Data:
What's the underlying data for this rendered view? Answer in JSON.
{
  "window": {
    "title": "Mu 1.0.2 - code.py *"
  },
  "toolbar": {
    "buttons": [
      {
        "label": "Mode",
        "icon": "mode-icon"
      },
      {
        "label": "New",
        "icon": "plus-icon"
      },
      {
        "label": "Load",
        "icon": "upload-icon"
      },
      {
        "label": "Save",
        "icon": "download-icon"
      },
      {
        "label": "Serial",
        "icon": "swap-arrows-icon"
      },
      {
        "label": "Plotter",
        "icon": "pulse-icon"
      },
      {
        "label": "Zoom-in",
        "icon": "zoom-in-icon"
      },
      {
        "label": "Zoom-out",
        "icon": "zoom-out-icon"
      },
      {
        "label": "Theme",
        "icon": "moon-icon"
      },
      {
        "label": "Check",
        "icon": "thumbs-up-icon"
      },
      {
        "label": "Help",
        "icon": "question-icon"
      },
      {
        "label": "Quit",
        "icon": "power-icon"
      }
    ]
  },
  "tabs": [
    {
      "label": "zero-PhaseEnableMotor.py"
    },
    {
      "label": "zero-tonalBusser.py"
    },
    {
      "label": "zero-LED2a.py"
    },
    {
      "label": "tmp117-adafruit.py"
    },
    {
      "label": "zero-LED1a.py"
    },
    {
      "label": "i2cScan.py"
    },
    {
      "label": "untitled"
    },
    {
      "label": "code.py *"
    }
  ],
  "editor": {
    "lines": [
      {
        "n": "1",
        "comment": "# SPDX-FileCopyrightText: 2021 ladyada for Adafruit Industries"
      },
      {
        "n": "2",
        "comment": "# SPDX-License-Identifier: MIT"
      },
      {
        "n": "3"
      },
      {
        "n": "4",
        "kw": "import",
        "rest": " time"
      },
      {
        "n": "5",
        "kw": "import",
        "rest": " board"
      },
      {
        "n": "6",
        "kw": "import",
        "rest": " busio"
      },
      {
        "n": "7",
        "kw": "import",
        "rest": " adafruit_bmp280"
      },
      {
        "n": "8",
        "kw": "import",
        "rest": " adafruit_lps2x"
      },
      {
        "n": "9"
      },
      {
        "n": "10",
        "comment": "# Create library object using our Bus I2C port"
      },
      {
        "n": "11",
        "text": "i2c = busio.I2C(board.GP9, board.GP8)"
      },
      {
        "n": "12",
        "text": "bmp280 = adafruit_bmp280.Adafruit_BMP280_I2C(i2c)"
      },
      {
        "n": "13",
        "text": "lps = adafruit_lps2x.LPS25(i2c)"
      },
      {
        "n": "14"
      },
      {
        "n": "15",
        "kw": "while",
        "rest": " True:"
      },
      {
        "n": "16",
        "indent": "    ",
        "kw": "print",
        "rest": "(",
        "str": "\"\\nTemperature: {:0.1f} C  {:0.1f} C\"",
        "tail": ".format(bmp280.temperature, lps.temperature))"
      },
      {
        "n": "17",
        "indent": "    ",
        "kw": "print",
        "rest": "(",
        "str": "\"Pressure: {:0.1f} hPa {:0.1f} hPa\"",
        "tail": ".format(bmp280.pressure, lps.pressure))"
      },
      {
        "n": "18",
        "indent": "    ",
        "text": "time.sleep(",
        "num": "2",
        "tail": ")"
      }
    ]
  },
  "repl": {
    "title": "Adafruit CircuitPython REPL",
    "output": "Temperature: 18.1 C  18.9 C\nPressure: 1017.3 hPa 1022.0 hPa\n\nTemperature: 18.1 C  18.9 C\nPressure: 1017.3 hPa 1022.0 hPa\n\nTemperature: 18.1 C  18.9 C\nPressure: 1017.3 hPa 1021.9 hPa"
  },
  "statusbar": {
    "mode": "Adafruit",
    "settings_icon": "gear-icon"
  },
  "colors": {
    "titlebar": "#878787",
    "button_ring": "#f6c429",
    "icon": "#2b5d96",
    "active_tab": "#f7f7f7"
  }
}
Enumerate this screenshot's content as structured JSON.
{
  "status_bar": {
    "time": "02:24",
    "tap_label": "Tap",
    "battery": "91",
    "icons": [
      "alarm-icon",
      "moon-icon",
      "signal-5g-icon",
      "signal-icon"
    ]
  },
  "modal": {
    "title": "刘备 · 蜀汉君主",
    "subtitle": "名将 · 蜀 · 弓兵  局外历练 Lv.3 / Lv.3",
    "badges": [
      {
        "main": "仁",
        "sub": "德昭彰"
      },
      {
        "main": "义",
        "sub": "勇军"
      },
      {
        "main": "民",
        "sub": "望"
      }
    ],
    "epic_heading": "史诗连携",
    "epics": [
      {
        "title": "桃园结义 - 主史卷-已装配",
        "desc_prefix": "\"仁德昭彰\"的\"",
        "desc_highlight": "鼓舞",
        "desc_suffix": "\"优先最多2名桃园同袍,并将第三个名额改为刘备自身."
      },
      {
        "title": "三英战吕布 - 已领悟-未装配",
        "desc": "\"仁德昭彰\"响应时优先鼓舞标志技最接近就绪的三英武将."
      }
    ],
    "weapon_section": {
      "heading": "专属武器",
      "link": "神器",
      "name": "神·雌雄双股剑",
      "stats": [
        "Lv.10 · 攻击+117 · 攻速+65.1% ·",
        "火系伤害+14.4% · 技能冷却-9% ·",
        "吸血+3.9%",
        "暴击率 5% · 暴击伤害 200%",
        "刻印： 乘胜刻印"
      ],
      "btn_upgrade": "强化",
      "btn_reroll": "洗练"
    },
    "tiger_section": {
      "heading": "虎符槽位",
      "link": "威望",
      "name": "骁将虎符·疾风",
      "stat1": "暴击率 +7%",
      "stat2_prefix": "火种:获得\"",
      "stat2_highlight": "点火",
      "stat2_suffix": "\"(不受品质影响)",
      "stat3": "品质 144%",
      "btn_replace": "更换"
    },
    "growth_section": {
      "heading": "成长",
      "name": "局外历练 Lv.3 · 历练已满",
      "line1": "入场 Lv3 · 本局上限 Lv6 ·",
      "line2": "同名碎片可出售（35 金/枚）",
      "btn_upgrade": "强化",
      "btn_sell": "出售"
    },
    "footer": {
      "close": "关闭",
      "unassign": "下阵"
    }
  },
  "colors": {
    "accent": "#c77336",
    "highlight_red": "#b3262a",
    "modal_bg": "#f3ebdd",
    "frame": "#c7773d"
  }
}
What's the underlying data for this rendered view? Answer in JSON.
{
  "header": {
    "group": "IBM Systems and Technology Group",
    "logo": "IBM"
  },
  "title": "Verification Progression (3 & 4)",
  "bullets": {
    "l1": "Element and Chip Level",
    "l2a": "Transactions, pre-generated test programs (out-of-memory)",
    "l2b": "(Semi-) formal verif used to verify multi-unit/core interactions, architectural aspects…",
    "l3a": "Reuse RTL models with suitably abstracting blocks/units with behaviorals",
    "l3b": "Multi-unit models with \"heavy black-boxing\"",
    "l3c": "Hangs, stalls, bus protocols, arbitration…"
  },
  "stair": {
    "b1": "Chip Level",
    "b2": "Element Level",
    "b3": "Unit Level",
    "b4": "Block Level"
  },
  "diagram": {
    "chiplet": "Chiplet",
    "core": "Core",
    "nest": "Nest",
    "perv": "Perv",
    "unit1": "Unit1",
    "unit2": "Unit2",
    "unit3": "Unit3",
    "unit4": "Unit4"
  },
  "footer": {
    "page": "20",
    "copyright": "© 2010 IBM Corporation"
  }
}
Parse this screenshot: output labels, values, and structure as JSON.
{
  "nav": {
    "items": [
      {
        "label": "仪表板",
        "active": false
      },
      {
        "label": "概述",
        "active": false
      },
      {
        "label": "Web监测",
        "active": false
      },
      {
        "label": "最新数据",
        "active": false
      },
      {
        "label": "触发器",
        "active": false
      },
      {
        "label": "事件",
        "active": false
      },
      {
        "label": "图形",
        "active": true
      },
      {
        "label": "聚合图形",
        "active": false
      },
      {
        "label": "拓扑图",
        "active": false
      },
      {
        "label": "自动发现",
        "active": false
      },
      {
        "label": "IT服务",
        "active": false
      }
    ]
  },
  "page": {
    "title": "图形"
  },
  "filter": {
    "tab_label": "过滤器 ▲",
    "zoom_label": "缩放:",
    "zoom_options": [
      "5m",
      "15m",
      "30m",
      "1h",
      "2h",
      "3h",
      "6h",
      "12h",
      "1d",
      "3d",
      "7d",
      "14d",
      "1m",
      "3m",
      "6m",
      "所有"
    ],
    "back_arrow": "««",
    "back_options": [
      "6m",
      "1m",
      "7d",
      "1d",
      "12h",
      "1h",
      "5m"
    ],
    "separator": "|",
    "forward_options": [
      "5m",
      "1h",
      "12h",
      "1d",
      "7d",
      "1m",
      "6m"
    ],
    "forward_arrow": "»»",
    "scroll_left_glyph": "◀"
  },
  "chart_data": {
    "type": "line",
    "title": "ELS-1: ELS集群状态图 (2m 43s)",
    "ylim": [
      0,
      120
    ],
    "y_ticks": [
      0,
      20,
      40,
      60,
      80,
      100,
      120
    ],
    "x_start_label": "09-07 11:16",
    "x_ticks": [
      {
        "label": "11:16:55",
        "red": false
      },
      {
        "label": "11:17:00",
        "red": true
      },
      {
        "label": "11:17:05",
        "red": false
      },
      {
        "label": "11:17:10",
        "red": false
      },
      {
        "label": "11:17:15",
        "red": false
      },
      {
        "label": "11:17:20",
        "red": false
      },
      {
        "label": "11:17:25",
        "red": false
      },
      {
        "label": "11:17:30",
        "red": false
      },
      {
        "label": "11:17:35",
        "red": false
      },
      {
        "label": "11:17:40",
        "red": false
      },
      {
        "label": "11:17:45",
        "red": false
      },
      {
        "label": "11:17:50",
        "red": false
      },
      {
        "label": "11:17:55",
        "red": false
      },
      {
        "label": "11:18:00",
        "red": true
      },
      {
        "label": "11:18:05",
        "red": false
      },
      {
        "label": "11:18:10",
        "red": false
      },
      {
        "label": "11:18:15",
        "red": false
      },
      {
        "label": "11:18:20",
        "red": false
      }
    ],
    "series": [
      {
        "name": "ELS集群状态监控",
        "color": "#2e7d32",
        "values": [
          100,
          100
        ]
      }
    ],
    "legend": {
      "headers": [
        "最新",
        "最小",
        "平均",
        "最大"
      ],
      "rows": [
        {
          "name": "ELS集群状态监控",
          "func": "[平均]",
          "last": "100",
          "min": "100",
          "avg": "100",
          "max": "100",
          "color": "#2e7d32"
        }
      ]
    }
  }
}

What you should do:
Above are the records. Copy every line in them holding "tail".

Solution for this task:
        "tail": ".format(bmp280.temperature, lps.temperature))"
        "tail": ".format(bmp280.pressure, lps.pressure))"
        "tail": ")"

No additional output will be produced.